* To be done
Locate the word "поверхности" in the material, then show every line that holds it.

╭─ Records to process

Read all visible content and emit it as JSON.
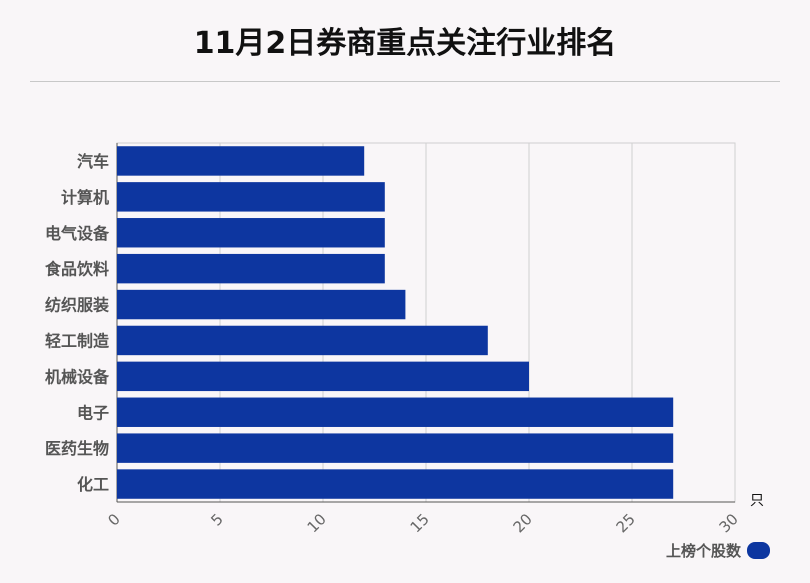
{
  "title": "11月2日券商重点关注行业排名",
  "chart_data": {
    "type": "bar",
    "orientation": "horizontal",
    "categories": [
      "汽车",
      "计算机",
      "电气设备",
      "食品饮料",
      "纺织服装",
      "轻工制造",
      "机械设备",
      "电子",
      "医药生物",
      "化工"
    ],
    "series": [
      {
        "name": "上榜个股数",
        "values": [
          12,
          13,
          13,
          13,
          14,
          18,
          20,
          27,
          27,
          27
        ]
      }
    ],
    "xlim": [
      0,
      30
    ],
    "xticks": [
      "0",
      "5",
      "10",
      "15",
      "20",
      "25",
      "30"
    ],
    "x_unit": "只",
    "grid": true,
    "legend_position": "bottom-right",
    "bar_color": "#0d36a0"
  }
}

╰─
╭─ Records to process

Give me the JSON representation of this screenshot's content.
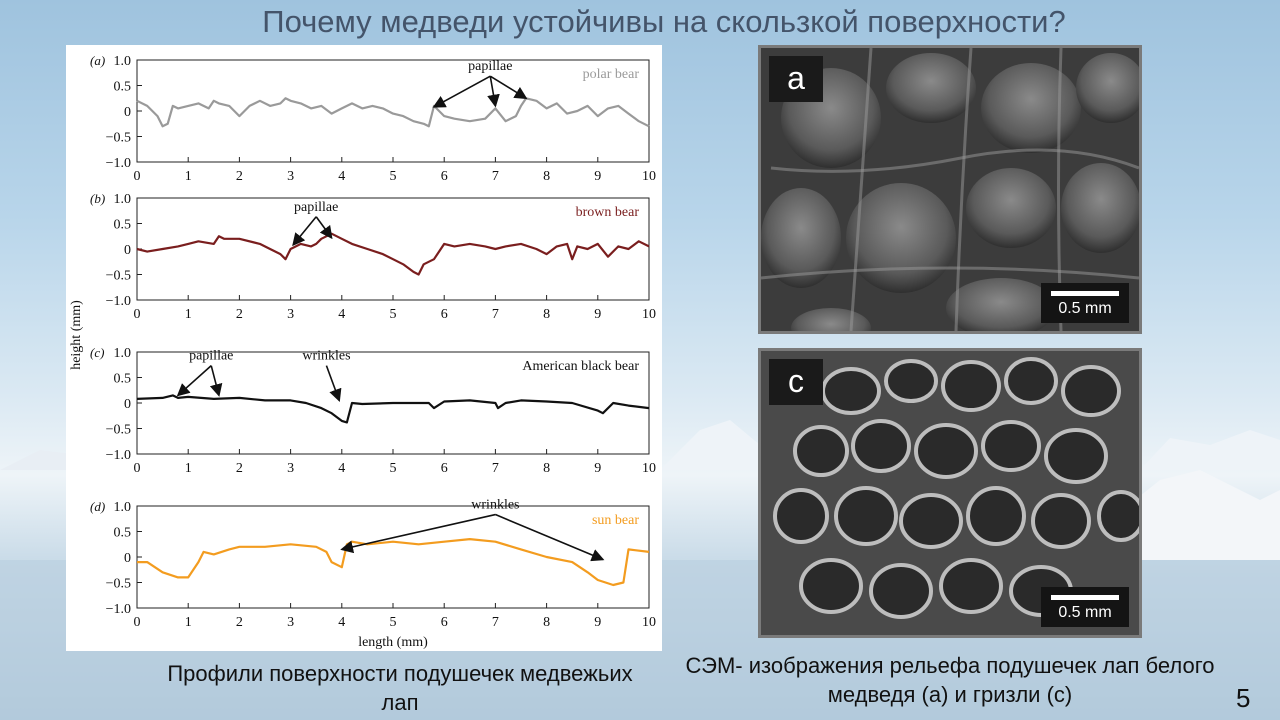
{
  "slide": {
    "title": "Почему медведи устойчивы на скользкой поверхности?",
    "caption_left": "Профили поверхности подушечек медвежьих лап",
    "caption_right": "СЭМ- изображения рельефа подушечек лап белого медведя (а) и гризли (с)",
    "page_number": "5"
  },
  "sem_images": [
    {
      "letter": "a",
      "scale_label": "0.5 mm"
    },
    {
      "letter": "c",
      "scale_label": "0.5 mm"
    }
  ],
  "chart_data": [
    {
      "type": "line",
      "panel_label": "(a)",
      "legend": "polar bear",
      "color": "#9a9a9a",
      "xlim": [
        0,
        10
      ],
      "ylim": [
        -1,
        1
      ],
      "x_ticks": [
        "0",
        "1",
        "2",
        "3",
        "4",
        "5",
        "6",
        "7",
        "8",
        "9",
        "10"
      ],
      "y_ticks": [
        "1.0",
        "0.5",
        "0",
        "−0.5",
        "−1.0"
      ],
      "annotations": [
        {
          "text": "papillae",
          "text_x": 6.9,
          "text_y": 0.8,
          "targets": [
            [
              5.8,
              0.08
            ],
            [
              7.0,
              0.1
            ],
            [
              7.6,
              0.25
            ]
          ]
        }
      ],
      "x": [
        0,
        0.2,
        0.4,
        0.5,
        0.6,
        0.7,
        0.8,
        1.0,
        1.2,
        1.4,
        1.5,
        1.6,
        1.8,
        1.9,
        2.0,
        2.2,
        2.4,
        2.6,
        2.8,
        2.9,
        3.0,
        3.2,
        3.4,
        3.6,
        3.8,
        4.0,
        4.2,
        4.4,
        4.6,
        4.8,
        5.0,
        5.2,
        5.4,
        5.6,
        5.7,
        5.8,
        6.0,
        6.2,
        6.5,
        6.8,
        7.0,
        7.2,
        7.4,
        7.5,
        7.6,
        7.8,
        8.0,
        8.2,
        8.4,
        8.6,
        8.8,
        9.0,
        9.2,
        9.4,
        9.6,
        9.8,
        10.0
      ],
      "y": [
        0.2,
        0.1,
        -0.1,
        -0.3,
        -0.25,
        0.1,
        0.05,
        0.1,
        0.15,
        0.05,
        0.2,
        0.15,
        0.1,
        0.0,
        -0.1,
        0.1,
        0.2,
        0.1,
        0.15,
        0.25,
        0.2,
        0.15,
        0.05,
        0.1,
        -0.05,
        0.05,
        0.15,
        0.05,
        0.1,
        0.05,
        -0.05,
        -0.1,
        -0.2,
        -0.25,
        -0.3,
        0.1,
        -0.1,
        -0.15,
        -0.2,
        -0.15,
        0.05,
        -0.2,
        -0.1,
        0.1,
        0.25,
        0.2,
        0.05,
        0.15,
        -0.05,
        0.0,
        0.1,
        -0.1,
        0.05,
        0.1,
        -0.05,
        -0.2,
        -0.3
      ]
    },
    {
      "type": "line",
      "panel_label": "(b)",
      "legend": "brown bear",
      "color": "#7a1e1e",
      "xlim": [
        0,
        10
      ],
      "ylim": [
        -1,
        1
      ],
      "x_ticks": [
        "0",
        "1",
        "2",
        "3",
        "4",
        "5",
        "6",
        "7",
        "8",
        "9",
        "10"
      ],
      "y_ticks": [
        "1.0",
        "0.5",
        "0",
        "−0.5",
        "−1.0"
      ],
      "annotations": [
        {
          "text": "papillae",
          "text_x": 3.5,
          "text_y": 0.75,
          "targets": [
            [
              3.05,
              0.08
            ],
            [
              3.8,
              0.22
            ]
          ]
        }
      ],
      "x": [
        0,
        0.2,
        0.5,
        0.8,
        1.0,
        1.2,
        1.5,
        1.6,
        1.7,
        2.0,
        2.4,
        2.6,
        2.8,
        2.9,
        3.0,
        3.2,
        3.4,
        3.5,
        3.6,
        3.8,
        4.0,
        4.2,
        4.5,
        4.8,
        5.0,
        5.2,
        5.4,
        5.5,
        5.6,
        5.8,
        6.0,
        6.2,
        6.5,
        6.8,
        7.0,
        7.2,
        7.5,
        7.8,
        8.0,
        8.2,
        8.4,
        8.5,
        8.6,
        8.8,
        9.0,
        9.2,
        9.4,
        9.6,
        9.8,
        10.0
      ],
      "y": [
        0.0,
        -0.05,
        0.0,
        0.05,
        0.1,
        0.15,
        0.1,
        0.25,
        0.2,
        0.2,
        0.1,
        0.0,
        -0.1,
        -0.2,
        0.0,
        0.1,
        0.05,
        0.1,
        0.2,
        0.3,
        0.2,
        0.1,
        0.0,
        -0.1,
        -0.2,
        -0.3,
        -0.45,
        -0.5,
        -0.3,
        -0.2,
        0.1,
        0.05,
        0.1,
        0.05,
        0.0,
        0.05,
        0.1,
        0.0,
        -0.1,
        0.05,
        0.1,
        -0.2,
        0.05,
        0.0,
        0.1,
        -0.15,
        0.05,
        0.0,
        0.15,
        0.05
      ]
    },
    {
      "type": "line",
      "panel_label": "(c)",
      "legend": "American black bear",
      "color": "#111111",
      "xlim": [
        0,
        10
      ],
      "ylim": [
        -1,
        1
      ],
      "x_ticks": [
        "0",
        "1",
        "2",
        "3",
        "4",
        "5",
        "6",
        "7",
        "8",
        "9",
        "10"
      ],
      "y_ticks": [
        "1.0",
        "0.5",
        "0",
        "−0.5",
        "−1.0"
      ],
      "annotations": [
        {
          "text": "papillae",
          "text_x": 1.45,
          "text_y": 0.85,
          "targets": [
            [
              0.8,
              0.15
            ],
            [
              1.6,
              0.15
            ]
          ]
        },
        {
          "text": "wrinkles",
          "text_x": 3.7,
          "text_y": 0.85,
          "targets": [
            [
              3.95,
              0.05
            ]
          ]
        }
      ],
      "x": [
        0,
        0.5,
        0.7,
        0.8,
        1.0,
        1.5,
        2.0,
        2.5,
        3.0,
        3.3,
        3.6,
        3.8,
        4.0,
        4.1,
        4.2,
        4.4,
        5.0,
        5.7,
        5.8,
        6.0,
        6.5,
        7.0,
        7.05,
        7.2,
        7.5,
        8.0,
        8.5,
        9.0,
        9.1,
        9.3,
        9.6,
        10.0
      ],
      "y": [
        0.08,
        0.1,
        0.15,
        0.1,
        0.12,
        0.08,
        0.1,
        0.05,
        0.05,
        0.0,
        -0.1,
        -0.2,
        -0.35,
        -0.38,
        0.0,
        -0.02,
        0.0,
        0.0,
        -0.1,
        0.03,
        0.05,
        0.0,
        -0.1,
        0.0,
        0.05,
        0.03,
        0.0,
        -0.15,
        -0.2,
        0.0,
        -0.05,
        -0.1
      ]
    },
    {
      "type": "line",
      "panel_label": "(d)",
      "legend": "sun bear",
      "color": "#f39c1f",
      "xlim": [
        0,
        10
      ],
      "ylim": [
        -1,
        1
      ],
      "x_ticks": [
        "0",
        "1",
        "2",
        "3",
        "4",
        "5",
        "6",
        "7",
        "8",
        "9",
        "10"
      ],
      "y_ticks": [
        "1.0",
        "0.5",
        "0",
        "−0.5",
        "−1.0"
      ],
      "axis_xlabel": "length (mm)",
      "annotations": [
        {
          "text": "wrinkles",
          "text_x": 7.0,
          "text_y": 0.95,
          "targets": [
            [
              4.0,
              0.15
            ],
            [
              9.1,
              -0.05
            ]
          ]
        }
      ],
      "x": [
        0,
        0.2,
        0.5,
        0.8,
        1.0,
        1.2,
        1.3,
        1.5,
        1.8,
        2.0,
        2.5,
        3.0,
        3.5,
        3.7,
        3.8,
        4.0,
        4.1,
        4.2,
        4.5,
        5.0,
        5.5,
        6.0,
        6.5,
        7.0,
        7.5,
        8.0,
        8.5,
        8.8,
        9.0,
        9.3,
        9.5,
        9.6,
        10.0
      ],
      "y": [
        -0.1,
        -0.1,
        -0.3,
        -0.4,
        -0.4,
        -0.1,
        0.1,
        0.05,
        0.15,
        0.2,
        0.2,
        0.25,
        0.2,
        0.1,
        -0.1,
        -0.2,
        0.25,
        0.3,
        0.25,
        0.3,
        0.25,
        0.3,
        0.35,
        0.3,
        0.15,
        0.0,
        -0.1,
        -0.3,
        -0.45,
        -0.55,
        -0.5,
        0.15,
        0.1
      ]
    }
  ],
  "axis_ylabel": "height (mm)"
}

╰─

* Task result
    "title": "Почему медведи устойчивы на скользкой поверхности?",
    "caption_left": "Профили поверхности подушечек медвежьих лап",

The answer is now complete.